**Problem to work on:** In the records below, pick out all lines containing the word "cdot".

**Records for the task:**
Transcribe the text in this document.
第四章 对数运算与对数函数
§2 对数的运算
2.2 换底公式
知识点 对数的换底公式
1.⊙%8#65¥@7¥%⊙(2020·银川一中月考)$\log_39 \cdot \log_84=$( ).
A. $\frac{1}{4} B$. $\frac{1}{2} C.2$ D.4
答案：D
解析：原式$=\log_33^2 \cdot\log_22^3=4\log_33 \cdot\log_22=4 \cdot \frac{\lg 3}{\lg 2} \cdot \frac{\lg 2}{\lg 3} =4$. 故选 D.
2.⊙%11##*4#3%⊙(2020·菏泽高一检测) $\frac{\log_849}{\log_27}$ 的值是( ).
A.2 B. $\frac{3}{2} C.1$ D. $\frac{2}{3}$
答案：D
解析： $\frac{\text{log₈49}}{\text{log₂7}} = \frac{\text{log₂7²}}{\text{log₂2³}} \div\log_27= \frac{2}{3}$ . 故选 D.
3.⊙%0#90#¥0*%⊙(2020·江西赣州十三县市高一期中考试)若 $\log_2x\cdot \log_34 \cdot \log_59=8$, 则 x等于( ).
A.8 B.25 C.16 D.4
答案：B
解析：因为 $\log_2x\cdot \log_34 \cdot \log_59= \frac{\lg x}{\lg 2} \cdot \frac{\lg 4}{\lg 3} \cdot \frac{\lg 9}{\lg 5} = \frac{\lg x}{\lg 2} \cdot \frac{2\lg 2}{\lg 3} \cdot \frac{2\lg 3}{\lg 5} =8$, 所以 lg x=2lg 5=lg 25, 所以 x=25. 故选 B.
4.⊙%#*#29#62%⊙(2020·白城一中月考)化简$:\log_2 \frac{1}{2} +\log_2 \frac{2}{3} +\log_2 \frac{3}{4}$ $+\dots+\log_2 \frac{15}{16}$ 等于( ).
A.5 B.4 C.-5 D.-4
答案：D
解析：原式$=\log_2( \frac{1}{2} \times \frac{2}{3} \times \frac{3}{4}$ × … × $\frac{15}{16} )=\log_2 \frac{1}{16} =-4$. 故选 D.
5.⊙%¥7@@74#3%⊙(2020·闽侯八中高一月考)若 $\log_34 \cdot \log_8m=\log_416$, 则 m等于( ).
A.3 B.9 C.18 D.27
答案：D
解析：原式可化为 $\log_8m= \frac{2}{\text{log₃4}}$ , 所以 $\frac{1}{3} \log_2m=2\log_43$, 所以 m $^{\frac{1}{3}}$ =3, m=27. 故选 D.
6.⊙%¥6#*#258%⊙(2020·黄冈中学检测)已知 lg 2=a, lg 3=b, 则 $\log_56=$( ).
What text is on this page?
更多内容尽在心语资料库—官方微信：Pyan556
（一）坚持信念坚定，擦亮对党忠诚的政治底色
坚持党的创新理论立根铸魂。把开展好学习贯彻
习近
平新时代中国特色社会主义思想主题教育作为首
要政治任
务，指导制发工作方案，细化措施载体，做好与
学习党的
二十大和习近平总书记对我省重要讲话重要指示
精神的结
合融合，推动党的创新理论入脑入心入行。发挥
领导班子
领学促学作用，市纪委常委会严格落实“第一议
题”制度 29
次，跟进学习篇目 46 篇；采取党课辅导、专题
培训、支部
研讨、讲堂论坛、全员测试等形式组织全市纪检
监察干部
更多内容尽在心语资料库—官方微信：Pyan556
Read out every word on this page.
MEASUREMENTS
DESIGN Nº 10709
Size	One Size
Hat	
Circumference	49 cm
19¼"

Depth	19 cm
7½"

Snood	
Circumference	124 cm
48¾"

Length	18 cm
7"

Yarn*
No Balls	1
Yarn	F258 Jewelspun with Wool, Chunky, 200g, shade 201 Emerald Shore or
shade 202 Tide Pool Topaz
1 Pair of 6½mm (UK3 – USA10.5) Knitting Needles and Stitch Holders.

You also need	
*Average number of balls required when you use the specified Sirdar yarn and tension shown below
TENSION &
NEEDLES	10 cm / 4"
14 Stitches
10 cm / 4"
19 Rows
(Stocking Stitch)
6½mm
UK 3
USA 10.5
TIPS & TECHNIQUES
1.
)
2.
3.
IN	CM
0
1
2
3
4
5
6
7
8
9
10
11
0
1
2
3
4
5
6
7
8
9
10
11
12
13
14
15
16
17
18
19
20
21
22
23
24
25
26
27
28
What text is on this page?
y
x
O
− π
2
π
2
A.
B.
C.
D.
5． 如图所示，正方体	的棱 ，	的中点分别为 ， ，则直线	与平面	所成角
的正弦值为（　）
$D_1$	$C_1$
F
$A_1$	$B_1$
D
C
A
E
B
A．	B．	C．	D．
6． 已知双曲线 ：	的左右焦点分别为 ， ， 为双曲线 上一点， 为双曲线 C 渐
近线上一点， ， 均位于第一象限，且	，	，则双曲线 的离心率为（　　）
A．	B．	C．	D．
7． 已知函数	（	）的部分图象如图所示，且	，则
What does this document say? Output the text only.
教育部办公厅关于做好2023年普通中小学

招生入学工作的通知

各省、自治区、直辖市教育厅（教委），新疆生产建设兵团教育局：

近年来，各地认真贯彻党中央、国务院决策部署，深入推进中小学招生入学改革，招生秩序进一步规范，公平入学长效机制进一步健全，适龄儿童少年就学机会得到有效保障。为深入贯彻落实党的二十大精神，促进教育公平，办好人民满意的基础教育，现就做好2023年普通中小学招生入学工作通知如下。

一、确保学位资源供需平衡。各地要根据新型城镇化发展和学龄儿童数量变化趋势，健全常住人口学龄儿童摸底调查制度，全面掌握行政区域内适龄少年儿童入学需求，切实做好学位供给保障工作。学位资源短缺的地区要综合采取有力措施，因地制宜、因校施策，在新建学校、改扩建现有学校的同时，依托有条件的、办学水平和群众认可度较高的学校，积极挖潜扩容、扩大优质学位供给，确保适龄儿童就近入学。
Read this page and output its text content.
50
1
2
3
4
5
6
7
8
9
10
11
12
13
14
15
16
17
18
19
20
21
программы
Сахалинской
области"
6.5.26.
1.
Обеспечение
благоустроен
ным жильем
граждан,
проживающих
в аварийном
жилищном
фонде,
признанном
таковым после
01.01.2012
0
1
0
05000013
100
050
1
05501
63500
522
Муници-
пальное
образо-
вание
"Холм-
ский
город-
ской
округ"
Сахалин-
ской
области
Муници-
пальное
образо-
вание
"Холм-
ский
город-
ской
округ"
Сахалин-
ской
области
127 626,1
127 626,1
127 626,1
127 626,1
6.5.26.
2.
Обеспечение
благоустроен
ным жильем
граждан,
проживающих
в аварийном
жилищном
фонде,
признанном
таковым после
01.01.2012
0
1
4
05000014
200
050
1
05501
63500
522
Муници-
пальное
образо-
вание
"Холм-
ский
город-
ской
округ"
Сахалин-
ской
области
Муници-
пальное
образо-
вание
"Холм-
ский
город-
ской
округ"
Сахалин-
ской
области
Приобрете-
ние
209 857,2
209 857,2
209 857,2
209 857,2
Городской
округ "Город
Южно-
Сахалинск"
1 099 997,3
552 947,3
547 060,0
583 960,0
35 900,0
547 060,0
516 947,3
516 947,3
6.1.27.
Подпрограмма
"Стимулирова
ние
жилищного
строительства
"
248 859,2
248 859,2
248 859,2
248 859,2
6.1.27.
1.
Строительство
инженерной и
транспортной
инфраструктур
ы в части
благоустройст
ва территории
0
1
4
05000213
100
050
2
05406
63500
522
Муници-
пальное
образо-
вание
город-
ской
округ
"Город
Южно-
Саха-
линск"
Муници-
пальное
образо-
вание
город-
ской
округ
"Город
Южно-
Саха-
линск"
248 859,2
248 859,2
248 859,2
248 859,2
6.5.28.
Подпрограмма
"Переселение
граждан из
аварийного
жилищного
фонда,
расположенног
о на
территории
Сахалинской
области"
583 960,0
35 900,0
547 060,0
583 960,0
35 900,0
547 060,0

**Written solution:**
1.⊙%8#65¥@7¥%⊙(2020·银川一中月考)$\log_39 \cdot \log_84=$( ).
解析：原式$=\log_33^2 \cdot\log_22^3=4\log_33 \cdot\log_22=4 \cdot \frac{\lg 3}{\lg 2} \cdot \frac{\lg 2}{\lg 3} =4$. 故选 D.
3.⊙%0#90#¥0*%⊙(2020·江西赣州十三县市高一期中考试)若 $\log_2x\cdot \log_34 \cdot \log_59=8$, 则 x等于( ).
解析：因为 $\log_2x\cdot \log_34 \cdot \log_59= \frac{\lg x}{\lg 2} \cdot \frac{\lg 4}{\lg 3} \cdot \frac{\lg 9}{\lg 5} = \frac{\lg x}{\lg 2} \cdot \frac{2\lg 2}{\lg 3} \cdot \frac{2\lg 3}{\lg 5} =8$, 所以 lg x=2lg 5=lg 25, 所以 x=25. 故选 B.
5.⊙%¥7@@74#3%⊙(2020·闽侯八中高一月考)若 $\log_34 \cdot \log_8m=\log_416$, 则 m等于( ).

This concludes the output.